- [What the task requires]: Among the entries, which lines carry the string "used"? Copy each of them.

* begin Data supplied *

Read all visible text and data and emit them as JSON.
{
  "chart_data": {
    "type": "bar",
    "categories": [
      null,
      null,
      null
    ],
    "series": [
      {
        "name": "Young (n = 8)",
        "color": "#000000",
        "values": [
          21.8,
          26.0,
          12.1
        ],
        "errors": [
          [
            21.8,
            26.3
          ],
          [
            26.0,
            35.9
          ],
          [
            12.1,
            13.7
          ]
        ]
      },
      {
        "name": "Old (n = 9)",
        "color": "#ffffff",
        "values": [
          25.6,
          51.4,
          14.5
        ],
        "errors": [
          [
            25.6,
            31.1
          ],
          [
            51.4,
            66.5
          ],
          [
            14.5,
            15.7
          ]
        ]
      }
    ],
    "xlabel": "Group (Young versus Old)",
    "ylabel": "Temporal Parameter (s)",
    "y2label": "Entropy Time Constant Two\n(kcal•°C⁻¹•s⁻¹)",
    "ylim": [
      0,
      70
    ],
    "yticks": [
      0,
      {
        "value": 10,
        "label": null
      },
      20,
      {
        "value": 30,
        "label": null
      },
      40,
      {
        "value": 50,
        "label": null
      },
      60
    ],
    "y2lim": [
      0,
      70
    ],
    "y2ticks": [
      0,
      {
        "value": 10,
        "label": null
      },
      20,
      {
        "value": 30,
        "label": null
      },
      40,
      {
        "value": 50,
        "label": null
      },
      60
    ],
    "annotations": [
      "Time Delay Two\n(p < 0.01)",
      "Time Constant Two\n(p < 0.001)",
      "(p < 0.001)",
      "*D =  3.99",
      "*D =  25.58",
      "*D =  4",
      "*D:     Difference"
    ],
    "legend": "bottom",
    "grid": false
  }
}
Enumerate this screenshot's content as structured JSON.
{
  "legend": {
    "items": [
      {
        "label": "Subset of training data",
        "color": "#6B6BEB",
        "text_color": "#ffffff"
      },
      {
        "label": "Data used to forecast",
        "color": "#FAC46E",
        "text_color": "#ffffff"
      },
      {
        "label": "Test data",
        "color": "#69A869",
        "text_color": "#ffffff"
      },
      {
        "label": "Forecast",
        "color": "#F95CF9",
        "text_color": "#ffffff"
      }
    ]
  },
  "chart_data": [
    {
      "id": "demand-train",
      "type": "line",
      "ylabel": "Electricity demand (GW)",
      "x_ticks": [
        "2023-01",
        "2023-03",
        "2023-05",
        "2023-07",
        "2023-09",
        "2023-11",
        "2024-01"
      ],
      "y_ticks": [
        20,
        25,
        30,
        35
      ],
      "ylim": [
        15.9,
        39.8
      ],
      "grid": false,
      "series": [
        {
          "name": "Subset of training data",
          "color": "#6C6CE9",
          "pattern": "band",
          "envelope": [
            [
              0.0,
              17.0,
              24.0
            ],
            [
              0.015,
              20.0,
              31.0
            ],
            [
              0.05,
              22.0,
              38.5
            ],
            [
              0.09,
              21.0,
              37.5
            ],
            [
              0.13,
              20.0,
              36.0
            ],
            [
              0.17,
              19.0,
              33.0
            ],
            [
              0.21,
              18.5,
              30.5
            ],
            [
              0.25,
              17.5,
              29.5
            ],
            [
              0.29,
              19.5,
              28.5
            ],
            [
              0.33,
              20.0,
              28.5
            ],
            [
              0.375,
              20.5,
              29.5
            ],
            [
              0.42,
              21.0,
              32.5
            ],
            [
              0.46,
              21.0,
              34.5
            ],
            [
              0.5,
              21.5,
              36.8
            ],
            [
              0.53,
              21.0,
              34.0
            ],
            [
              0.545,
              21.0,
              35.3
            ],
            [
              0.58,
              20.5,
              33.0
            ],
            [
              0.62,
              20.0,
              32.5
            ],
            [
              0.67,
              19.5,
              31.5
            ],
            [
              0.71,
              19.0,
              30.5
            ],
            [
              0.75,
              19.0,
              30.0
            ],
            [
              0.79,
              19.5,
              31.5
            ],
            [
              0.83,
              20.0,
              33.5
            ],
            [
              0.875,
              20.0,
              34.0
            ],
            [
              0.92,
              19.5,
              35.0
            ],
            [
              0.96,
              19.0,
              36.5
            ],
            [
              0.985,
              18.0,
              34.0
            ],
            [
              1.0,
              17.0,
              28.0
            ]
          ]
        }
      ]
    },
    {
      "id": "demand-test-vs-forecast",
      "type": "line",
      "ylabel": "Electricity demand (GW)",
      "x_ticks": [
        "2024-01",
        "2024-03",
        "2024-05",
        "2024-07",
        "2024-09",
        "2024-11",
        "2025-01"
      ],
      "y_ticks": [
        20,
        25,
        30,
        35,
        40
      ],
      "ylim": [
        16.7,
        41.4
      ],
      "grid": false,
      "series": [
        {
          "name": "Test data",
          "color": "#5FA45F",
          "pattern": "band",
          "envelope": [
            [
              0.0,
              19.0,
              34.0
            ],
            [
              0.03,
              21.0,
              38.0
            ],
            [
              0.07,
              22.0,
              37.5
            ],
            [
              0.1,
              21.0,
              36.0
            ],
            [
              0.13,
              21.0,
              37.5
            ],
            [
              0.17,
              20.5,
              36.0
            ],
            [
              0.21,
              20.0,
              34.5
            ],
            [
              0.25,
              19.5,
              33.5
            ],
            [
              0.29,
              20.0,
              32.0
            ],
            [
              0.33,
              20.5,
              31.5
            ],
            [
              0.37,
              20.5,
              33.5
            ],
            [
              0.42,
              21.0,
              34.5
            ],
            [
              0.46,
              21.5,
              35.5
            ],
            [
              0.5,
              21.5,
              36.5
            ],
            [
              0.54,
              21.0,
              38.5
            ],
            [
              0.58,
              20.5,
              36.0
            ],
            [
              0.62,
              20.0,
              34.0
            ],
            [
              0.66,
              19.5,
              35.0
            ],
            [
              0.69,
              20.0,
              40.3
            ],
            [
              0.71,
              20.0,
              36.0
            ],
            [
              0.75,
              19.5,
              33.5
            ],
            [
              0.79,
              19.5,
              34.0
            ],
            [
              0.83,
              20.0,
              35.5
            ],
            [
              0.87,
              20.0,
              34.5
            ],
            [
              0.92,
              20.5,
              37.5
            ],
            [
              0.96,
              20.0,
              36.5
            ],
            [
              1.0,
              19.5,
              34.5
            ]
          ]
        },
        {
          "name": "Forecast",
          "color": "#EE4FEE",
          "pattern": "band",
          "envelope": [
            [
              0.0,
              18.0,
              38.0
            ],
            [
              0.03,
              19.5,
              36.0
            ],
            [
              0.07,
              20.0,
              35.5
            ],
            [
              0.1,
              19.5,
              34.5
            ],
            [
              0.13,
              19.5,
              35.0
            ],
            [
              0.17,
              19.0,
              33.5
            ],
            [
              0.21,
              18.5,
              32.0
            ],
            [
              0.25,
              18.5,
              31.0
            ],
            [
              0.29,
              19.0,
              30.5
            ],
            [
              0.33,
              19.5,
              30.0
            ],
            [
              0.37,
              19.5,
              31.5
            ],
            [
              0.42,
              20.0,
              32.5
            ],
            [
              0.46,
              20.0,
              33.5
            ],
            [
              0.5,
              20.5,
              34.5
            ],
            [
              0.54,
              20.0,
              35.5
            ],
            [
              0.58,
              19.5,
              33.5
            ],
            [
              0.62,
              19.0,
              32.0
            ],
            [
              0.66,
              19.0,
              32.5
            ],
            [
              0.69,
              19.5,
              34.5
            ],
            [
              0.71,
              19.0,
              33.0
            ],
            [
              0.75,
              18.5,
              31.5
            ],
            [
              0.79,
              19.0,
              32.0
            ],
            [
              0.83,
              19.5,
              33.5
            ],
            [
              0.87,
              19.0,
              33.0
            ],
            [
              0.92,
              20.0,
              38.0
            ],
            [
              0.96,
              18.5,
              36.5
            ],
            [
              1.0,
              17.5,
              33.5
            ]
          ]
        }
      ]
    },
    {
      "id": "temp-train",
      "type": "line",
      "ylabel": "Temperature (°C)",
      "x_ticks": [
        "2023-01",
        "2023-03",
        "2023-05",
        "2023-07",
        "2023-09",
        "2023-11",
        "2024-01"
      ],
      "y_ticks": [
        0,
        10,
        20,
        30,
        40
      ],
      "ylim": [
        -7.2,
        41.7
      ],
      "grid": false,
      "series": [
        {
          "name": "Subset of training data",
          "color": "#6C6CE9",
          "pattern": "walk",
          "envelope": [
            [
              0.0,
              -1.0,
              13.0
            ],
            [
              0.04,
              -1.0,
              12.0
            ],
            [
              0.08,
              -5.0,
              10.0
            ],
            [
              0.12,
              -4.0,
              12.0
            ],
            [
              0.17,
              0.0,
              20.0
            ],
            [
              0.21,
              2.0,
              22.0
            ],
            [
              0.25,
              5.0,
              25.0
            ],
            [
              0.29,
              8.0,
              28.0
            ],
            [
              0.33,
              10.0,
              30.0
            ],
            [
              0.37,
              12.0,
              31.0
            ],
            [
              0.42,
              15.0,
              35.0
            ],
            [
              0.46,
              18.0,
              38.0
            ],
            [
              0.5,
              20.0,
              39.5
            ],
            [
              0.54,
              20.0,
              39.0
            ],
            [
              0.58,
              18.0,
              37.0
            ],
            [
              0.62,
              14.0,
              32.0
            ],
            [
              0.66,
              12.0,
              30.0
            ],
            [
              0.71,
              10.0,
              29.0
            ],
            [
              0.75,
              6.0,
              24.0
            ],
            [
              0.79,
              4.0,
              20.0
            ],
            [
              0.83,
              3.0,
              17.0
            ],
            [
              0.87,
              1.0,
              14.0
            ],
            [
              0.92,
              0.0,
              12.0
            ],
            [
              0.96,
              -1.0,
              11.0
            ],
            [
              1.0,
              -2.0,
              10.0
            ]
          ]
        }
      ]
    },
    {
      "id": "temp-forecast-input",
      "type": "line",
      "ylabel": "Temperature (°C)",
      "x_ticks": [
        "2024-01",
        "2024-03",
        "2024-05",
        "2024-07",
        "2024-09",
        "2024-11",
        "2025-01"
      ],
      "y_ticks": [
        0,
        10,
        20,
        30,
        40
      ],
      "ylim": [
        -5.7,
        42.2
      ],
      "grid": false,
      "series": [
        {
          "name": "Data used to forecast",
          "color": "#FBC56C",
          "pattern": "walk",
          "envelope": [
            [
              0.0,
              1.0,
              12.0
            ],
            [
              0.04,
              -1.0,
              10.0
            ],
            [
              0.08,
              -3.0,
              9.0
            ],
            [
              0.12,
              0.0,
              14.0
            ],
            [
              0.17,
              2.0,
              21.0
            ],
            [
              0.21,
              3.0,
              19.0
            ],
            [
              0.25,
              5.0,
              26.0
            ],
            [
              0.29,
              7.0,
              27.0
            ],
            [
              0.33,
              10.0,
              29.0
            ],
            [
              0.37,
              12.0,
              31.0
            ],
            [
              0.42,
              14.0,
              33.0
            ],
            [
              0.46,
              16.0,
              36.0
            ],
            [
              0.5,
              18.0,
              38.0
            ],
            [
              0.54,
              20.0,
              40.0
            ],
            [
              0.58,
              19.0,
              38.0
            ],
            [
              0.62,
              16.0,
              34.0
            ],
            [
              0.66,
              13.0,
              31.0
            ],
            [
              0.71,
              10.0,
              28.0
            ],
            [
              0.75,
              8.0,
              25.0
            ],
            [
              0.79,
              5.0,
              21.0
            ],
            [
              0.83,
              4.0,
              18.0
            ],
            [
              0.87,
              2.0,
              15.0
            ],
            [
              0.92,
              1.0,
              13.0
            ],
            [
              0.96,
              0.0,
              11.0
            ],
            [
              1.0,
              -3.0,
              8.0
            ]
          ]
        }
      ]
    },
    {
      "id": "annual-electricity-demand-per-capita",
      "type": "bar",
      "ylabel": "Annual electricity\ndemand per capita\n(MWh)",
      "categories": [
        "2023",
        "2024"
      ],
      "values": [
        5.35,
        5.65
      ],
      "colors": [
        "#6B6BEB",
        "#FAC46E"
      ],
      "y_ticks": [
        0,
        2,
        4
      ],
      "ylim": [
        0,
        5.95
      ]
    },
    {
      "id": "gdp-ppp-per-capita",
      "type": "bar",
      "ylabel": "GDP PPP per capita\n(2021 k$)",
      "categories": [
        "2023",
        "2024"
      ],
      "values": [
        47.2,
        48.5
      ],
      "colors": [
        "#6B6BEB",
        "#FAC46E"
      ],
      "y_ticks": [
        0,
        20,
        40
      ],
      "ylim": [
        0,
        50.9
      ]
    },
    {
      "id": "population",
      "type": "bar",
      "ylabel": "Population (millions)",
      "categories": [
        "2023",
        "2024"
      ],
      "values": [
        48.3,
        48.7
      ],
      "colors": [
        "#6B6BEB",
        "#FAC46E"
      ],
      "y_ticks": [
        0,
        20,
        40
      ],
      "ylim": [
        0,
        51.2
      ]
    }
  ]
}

* end Data supplied *

- [Worked solution]:
        "label": "Data used to forecast",
          "name": "Data used to forecast",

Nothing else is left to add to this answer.